GIVEN INSTRUCTION: Only the number is needed: how many lines contain the word "text"?

>> Start

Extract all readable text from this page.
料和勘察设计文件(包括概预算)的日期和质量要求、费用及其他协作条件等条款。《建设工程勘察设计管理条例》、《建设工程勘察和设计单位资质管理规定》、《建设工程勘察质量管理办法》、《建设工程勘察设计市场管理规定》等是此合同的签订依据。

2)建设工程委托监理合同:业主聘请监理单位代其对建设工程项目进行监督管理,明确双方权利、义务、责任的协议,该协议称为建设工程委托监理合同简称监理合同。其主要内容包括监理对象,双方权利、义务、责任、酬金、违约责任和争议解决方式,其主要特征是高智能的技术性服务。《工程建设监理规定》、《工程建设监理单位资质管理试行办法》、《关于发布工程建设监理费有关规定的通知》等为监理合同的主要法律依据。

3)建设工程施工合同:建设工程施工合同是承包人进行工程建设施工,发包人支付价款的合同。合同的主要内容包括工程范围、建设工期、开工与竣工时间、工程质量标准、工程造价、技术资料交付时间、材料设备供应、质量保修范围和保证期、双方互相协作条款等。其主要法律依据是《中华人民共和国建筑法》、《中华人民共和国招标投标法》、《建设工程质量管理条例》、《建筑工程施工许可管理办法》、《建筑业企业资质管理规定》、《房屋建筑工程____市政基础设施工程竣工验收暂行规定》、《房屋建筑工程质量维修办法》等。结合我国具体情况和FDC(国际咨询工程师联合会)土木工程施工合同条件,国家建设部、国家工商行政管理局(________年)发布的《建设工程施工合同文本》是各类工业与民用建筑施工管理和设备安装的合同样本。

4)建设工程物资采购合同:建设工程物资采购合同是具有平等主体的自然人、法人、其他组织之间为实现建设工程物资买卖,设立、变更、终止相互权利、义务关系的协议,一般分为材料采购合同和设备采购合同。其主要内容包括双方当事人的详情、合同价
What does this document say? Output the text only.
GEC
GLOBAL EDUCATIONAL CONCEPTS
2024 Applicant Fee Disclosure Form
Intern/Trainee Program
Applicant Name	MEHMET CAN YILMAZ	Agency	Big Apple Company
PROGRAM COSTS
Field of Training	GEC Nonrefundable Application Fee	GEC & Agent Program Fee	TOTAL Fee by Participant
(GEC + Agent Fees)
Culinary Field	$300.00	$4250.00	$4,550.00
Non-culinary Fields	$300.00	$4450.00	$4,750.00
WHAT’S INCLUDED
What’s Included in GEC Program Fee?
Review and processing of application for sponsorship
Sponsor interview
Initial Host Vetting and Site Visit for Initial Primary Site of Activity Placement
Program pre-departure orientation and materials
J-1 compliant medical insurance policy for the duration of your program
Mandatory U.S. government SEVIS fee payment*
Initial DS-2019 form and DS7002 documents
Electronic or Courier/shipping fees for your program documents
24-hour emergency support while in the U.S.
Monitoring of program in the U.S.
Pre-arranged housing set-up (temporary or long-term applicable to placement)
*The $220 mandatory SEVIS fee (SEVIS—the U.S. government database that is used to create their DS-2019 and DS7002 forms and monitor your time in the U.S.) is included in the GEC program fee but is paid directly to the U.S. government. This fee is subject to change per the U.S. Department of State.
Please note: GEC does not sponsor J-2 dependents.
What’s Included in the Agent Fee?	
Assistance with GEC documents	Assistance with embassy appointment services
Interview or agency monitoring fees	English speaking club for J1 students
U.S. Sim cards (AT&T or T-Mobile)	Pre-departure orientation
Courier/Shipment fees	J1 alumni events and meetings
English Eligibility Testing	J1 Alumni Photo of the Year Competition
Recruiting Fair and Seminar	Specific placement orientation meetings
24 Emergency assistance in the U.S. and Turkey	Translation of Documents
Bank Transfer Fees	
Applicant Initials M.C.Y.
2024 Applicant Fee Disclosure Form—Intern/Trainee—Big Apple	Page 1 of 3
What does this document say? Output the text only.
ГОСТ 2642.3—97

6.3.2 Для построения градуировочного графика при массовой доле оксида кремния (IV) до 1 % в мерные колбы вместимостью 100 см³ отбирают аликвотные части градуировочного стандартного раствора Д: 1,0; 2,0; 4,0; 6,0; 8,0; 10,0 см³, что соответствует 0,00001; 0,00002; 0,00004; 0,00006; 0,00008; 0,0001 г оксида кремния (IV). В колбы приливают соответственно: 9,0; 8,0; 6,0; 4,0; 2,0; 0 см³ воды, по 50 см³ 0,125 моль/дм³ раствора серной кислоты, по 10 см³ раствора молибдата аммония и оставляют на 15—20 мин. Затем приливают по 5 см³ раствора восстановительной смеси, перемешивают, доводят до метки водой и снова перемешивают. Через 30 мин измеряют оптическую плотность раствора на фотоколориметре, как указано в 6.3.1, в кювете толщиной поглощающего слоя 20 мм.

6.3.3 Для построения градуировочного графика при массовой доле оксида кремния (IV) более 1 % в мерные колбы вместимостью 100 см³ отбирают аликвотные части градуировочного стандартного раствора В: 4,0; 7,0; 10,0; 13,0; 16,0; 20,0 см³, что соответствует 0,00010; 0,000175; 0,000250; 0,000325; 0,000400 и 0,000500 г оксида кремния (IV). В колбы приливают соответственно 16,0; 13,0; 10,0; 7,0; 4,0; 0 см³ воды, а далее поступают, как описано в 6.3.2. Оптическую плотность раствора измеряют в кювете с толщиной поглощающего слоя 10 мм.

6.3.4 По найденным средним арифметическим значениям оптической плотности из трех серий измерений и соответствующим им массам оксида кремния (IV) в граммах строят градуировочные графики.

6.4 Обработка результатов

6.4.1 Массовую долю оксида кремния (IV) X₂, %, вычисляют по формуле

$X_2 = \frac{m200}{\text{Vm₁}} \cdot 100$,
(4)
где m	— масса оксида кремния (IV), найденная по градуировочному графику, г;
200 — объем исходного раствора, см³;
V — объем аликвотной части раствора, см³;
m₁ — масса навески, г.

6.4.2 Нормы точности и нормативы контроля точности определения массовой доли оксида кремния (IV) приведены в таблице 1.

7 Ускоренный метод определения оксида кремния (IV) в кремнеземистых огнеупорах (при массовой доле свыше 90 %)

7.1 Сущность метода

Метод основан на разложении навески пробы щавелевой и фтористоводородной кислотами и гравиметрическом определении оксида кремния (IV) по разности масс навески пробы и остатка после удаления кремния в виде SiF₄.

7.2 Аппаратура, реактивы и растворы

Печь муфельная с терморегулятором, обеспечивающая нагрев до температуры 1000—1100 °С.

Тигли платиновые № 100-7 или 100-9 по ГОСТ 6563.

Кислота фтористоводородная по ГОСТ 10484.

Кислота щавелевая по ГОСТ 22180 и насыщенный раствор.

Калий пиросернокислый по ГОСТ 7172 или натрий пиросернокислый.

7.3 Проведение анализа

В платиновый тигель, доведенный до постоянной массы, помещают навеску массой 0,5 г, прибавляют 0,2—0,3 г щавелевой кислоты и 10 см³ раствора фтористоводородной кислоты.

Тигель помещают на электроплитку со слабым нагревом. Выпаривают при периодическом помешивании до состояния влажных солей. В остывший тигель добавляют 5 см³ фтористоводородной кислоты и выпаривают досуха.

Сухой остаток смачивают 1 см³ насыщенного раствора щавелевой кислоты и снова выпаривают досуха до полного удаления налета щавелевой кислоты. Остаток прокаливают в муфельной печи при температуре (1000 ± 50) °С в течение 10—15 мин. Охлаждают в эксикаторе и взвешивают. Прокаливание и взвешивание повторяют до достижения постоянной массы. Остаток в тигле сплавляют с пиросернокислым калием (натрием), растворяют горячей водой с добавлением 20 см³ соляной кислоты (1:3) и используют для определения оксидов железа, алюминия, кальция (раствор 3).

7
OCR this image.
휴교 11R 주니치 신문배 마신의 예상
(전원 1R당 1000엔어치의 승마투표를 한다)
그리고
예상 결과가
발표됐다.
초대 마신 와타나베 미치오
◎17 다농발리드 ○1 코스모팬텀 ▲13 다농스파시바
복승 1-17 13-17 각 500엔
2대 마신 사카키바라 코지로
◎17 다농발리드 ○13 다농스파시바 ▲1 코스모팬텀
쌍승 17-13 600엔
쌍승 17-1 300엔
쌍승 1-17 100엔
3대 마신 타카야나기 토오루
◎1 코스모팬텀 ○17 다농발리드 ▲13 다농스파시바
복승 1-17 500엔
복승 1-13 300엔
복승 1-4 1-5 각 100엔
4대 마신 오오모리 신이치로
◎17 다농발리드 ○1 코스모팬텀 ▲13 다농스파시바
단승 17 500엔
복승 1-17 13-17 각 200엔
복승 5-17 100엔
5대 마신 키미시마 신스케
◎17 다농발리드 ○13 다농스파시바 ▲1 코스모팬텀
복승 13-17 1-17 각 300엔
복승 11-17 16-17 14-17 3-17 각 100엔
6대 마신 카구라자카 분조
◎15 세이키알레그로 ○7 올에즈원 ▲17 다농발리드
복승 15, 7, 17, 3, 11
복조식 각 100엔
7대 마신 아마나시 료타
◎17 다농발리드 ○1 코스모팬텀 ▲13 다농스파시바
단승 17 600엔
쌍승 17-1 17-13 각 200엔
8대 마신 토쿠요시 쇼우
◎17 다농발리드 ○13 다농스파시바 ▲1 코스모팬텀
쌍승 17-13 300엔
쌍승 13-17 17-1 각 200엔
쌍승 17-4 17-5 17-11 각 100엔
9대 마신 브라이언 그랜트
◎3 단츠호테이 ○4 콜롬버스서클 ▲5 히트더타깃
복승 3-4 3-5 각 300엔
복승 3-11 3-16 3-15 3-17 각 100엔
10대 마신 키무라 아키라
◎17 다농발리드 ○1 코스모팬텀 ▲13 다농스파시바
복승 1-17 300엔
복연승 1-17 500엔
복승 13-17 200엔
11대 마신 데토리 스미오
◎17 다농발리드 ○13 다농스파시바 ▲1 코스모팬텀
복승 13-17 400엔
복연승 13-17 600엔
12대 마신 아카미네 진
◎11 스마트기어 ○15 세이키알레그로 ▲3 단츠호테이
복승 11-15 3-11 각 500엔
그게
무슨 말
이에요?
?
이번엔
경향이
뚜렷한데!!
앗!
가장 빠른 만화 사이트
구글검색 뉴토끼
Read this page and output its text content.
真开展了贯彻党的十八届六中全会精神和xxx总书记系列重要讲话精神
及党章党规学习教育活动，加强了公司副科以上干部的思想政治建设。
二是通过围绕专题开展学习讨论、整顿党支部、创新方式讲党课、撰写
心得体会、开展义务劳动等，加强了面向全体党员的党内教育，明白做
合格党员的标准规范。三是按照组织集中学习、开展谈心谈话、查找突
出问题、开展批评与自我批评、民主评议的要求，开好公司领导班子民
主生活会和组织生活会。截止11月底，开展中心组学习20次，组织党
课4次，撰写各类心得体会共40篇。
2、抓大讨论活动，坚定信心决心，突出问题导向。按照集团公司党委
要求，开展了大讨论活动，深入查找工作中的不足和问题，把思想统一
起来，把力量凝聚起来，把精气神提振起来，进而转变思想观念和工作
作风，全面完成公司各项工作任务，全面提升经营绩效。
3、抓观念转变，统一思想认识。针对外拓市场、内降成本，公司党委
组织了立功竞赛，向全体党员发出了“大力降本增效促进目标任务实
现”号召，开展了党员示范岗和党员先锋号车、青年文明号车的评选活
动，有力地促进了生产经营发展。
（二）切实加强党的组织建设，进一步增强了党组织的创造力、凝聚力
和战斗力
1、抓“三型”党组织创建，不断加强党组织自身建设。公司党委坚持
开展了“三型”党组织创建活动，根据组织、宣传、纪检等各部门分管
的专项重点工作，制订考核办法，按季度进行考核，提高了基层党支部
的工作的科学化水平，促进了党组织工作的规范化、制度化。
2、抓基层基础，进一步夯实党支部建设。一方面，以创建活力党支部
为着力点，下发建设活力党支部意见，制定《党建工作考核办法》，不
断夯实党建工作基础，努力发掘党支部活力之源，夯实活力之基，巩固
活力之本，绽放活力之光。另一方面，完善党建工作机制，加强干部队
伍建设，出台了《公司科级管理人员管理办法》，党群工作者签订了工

>> End

SOLUTION FOR THIS TASK: 5